## BEGIN Exercise materials
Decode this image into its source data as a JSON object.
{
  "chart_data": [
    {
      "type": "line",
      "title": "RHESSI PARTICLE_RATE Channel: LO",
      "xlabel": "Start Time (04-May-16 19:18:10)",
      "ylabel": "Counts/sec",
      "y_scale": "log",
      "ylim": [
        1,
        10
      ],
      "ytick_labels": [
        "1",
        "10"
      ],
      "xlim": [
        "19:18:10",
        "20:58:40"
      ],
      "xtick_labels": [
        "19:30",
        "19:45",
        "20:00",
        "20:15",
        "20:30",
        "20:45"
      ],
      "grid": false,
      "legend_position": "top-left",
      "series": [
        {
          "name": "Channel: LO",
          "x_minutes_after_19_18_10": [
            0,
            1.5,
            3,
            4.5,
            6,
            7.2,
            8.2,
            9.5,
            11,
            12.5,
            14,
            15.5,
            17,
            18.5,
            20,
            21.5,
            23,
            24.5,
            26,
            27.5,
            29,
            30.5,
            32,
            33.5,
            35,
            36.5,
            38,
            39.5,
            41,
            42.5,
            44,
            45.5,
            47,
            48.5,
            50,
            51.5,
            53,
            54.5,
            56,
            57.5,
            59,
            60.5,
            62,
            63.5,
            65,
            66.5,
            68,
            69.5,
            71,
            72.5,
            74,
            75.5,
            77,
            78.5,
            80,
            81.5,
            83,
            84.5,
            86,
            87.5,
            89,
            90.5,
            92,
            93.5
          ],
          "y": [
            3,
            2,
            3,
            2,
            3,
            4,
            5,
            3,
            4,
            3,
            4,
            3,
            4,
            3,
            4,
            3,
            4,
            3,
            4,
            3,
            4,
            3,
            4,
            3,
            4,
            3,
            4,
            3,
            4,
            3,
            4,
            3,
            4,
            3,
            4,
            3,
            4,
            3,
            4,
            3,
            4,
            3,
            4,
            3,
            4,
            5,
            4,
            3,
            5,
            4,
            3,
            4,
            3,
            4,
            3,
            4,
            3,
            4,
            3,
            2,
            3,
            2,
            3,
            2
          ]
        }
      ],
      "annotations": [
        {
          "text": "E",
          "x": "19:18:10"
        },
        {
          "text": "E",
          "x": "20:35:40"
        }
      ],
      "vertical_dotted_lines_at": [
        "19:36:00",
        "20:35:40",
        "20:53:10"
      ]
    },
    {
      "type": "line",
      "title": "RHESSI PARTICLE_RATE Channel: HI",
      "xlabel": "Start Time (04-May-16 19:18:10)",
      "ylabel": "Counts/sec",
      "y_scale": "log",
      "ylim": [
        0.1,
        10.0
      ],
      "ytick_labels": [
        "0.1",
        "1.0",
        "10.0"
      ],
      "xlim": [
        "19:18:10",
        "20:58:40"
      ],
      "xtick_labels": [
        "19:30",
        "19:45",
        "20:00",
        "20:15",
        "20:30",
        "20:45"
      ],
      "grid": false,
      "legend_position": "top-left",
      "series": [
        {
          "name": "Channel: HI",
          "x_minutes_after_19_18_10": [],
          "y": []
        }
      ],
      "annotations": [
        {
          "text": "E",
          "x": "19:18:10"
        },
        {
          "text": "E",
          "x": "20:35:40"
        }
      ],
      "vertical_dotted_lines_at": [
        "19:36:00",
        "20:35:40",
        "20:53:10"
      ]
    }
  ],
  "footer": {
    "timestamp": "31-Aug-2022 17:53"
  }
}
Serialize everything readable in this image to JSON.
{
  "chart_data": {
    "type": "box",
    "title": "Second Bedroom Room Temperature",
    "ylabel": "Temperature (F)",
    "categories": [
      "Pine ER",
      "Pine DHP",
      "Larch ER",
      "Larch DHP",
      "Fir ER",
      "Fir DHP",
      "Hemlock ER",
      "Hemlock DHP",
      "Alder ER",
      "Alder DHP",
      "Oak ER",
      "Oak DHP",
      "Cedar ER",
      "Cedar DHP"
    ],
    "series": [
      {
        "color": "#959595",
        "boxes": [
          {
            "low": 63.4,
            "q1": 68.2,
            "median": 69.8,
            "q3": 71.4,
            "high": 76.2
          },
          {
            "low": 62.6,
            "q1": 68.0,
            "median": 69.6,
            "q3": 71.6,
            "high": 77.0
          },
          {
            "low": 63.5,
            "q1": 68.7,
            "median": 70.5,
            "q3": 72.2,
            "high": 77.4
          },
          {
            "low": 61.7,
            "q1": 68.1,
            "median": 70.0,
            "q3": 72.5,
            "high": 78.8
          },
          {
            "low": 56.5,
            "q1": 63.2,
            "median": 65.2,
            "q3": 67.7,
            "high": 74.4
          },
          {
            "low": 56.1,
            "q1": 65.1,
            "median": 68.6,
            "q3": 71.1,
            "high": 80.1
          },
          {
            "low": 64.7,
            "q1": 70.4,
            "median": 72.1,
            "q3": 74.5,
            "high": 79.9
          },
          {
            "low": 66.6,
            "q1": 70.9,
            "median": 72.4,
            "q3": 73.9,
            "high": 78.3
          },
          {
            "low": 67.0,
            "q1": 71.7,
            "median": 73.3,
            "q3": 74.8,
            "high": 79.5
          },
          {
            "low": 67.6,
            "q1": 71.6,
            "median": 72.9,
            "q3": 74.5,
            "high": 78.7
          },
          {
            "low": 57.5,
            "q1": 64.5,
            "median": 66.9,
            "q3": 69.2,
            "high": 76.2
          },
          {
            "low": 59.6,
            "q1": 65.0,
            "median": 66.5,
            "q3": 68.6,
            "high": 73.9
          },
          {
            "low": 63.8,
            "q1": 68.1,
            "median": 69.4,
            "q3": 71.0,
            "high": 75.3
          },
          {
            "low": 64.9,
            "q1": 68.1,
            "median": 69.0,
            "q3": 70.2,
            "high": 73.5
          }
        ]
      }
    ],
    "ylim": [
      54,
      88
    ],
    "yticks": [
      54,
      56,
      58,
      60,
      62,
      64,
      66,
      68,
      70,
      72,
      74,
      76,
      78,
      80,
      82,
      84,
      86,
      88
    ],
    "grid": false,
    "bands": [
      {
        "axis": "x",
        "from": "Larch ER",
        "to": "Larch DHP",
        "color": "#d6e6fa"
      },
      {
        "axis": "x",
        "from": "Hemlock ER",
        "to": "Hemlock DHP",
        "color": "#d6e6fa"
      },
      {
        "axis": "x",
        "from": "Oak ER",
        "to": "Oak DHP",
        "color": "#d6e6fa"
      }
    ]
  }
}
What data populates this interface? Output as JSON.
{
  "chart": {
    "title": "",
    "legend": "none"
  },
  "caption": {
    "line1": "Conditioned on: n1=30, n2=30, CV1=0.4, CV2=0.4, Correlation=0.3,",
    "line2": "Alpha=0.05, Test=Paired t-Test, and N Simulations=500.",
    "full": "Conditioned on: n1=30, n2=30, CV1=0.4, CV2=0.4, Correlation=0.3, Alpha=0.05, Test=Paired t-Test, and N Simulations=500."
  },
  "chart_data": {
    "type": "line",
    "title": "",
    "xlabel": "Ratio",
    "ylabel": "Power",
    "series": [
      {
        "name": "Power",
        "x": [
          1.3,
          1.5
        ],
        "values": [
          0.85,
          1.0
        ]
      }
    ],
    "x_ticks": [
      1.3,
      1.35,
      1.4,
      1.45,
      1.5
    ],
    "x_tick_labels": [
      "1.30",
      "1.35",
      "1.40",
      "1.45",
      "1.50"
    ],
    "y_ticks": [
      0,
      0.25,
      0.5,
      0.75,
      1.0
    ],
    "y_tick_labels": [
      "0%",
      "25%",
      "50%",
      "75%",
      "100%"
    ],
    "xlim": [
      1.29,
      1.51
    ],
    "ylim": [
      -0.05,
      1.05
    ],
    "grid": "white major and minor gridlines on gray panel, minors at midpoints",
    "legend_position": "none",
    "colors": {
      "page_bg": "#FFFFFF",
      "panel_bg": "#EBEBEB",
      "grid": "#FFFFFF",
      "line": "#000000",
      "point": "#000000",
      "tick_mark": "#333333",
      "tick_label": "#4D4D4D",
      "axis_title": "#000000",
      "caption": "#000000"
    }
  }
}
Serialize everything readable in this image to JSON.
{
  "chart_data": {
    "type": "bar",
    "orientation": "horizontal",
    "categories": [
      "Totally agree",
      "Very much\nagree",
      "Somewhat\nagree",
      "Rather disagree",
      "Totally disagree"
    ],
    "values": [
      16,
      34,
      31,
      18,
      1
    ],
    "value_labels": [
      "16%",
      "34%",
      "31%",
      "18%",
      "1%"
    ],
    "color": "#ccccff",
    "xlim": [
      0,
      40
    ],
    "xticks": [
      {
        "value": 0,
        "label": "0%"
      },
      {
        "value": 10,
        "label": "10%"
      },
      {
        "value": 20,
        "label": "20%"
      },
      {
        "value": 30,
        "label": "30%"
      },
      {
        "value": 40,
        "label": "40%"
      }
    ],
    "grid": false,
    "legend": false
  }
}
## END Exercise materials
* Exercise instructions:
Check each line of the records for the word "Correlation", and show the lines that contain it.

* Answer for this exercise:
    "line1": "Conditioned on: n1=30, n2=30, CV1=0.4, CV2=0.4, Correlation=0.3,",
    "full": "Conditioned on: n1=30, n2=30, CV1=0.4, CV2=0.4, Correlation=0.3, Alpha=0.05, Test=Paired t-Test, and N Simulations=500."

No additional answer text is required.